--- INPUT DATA ---

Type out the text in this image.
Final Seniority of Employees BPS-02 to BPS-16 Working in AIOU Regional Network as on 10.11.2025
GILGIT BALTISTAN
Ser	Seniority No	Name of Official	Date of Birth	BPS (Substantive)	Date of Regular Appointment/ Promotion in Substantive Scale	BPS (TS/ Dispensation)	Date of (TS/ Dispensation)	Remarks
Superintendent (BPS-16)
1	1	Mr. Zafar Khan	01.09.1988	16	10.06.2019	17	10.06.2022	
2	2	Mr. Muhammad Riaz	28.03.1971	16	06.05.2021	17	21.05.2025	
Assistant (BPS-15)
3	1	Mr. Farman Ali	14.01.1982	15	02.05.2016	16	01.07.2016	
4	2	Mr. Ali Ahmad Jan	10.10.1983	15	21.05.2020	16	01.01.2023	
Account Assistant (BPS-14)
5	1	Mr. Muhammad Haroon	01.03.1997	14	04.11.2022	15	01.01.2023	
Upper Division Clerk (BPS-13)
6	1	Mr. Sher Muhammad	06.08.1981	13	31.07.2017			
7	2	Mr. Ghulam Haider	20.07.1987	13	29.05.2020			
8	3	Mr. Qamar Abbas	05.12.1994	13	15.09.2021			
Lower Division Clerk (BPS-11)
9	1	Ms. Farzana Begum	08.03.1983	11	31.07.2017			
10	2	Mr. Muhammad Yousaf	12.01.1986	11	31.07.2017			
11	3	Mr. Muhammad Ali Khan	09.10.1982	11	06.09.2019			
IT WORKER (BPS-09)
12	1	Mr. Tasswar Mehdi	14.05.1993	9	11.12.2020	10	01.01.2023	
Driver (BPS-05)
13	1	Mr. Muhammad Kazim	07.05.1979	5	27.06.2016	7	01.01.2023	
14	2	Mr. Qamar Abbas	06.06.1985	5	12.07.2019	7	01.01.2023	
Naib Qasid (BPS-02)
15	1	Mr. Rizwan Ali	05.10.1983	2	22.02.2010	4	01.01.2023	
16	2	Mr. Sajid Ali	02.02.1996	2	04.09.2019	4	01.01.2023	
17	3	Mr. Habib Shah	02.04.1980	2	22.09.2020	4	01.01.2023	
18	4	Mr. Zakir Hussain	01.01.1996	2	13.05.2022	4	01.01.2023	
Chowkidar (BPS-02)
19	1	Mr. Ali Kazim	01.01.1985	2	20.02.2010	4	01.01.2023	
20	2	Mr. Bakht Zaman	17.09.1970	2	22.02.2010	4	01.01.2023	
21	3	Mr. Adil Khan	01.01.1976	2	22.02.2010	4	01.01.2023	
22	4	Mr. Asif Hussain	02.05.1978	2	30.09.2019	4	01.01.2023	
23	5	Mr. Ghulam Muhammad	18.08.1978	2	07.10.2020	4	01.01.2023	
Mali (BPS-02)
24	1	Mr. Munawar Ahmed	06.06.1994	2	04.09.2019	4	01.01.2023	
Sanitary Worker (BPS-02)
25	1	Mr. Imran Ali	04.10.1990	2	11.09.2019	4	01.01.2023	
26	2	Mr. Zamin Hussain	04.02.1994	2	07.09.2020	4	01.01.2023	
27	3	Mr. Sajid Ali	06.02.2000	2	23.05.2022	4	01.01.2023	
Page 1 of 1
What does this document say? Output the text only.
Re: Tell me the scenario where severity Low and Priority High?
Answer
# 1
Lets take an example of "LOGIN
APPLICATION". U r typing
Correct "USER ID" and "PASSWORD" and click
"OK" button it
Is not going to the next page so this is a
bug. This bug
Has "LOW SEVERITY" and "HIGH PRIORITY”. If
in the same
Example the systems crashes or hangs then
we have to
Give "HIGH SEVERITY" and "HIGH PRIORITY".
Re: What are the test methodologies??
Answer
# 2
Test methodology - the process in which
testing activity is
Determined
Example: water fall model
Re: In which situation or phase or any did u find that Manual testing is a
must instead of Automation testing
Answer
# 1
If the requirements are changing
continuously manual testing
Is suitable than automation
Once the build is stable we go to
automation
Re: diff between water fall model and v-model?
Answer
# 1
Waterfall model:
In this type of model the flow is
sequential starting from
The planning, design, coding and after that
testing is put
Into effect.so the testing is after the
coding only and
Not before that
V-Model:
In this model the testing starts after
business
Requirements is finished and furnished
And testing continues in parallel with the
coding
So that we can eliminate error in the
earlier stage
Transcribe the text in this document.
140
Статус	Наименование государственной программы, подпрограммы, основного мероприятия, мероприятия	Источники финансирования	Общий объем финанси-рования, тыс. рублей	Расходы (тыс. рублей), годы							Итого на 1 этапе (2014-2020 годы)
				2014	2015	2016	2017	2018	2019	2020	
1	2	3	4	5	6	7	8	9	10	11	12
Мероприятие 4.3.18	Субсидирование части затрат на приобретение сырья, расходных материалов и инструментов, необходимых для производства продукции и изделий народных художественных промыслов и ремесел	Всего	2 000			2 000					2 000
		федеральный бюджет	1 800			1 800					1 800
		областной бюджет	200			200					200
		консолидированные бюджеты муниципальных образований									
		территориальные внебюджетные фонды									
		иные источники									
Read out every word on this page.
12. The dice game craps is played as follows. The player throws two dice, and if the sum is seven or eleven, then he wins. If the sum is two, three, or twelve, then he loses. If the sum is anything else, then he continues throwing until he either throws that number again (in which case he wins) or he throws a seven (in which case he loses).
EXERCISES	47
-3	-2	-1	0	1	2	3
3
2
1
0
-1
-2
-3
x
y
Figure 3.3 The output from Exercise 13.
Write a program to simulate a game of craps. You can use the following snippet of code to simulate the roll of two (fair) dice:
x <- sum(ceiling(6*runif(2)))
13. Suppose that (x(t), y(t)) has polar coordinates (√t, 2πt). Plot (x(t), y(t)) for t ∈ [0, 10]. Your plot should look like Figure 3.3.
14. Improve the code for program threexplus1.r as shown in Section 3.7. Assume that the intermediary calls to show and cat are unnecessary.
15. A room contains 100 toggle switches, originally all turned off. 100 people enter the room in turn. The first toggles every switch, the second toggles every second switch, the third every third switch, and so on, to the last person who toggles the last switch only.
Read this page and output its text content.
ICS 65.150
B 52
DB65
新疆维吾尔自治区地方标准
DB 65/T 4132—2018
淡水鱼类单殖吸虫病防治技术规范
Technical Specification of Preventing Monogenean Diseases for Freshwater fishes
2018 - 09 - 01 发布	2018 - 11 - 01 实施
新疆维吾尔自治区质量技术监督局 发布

---

▶ **WHAT TO DO**:
Your task is to list each line of the records with the word "craps".

▶ **EXPECTED OUTPUT**:
12. The dice game craps is played as follows. The player throws two dice, and if the sum is seven or eleven, then he wins. If the sum is two, three, or twelve, then he loses. If the sum is anything else, then he continues throwing until he either throws that number again (in which case he wins) or he throws a seven (in which case he loses).
Write a program to simulate a game of craps. You can use the following snippet of code to simulate the roll of two (fair) dice:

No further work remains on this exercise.